* [DOCUMENT EXCERPT]:
Devaki Murch is an Operation Babylift adoptee, a survivor of the April 4, 1975 C-5A Galaxy crash, and the steward of the Operation Babylift Collection. Her Vietnamese birth name is Nguyễn Thị Mỹ Phượng. The 鳳 mark that runs through this work is the Phượng of that name.
She did not set out to build an archive. The archive found her. When it did, every path she had ever followed connected to every other one.
In 2024, Sister Mary Nelle Gage, the last surviving leader of Friends For All Children, the agency through which Devaki was adopted, entrusted her with 33 boxes of original records spanning 1962 to 1975. She did not send them to a university. She did not send them to a government archive. She sent them to one of the children. Her directive was simple.
"Connect as many adoptees as you can."
In Hawaiian, where Devaki grew up, this is kuleana: a responsibility entrusted to you, to carry forward with care. The boxes held more than 4,800 individual documents, photographs, letters, and case files. Together they form the most complete surviving record of the 1975 Vietnamese child evacuation in private hands, and they had been kept, box by box, for fifty years, by one person.
Devaki grew up on Kauaʻi, shaped by an island where identity is layered in tradition, where history is carried in the mind, body, and spirit, and where the ocean connects you to everywhere else at once. She had been born in one country and landed in another. Her history was written in headlines and told by voices on the news. None of it was hers.
She was nine months old on April 4, 1975, when the first Operation Babylift flight went down thirty-eight miles from Saigon. Of the people aboard, many did not survive. Devaki did. The person she is today is not the person who was carried off that aircraft, and she cannot go back to ask her.

* [THINGS TO DO]:
1. List every count or measurement given in the profile of Devaki Murch, leaving out dates and years.
2. Carry on writing the profile of Devaki Murch from its last sentence.

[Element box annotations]

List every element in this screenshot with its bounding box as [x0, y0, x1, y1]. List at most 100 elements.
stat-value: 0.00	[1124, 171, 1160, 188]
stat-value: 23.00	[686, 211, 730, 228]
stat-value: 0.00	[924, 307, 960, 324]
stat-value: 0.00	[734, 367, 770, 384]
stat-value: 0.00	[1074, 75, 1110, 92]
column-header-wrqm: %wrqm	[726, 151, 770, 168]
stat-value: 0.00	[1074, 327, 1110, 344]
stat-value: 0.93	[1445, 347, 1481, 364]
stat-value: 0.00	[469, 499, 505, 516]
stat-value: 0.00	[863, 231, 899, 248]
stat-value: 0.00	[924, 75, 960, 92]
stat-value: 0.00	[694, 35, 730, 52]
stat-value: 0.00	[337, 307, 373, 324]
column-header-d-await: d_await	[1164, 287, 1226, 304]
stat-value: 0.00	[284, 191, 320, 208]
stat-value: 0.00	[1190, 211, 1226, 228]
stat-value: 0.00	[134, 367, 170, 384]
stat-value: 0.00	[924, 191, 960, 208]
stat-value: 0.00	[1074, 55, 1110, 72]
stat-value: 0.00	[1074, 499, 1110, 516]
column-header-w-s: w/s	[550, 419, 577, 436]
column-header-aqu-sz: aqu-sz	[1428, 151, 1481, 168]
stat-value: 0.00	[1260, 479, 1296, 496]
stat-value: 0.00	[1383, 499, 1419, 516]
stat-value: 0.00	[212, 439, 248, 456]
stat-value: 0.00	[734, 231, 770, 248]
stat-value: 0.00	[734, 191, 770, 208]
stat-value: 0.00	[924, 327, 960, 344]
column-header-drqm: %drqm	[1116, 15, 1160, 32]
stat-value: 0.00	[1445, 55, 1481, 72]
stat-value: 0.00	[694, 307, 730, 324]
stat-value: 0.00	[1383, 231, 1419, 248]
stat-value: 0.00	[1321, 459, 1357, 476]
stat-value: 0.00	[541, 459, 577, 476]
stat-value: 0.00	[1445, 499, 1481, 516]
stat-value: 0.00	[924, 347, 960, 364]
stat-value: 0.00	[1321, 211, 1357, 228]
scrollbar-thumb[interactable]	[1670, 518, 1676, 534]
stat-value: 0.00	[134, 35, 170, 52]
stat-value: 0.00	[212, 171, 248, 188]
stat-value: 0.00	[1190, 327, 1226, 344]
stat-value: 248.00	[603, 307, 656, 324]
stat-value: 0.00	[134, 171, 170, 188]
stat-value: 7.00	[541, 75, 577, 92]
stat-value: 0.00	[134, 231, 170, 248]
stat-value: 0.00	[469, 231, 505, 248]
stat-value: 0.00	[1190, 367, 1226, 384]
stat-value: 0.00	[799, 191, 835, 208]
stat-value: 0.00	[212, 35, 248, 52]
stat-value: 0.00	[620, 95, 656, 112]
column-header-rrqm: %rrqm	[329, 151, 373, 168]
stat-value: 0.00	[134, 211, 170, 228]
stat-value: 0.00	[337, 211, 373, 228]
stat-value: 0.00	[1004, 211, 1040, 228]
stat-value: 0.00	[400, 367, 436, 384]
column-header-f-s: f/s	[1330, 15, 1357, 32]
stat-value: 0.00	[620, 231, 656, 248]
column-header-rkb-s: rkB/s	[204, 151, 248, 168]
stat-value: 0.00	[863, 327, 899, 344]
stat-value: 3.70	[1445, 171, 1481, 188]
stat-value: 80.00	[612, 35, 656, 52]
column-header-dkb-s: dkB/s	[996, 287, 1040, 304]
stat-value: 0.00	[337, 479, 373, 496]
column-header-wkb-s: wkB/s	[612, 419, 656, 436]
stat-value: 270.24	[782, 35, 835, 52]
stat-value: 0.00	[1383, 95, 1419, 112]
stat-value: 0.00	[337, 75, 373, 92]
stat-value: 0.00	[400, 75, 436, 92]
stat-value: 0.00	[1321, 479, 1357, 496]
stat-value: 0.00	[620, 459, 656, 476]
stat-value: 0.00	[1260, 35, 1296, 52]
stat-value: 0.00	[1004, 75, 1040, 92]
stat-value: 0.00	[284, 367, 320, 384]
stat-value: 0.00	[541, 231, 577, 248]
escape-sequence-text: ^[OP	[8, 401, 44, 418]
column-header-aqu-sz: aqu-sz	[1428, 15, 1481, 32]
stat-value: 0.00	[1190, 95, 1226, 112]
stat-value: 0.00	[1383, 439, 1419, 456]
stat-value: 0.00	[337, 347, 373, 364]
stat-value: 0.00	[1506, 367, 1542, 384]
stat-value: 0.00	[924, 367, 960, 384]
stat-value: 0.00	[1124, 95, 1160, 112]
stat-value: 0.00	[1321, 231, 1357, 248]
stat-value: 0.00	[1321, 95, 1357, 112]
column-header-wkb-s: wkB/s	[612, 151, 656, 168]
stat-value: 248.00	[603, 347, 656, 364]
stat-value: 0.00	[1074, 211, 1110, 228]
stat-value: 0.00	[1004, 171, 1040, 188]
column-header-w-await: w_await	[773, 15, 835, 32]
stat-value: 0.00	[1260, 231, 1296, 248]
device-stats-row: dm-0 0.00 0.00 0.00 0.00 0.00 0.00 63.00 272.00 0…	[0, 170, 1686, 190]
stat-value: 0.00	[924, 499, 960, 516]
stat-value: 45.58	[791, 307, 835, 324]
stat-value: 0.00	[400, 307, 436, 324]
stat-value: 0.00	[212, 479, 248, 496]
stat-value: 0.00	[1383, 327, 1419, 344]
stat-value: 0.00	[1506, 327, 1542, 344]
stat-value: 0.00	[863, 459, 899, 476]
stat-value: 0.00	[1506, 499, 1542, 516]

* [THE ANSWERS]:
1.
- 33 boxes of original records
- more than 4,800 individual documents, photographs, letters, and case files
- fifty years
- nine months old
- thirty-eight miles from Saigon

2.
For twenty years in the outdoor industry, every time she checked a hang tag that read Made in Vietnam, she said the same thing: Made in Vietnam. Just like me. It was a joke, kind of. But if you looked closer, it was a door, with a hang tag on it. Then the archives opened it.
Among the records is an intake card from Saigon, dated January 26, 1975. It describes a female child, approximately eight months old, fifteen and a half pounds, alert. A name is typed at the top: Mimosa.
The moment a document becomes a mirror, and a person recognizes themselves in history for the first time, is the space where this work lives. My Name Is Mimosa began there.
Process and digitize fragile originals through Love Ethic Archival Practice (LEAP), and secure a permanent institutional home before the records deteriorate further.
Return original files to the people they document, and respond to the generation now coming forward to search.
Build the relational network across all seven streams of Vietnamese displacement, and record the voices of caregivers while there is still time.
Surface what has long been invisible through exhibitions, the Children of War StoryDeck, author talks, and public programming.
Most archives process records as objects. LEAP processes them as relationships. It is a trauma-informed, community-centered framework grounded in bell hooks's principles of love and the Hawaiian cultural values Devaki was raised with: Mālama, Kuleana, Pilina, Aloha ʻāina, Naʻau.
The methodology was built from eighteen months of field practice with the Operation Babylift Collection. Its premise is a posture, not a technique: the archive exists to serve the people it was created about, not the institutions that hold it. It connects the official record, the public record, the personal history, and the shared history, four things that have rarely been in the same space before.
In 2026, the work returned to Vietnam. Not to find anything specific, but to follow the path all the way to its source and see what it looks like from the other side of the mirror. What happens when the variables stop being historical abstractions and become geography you can stand in.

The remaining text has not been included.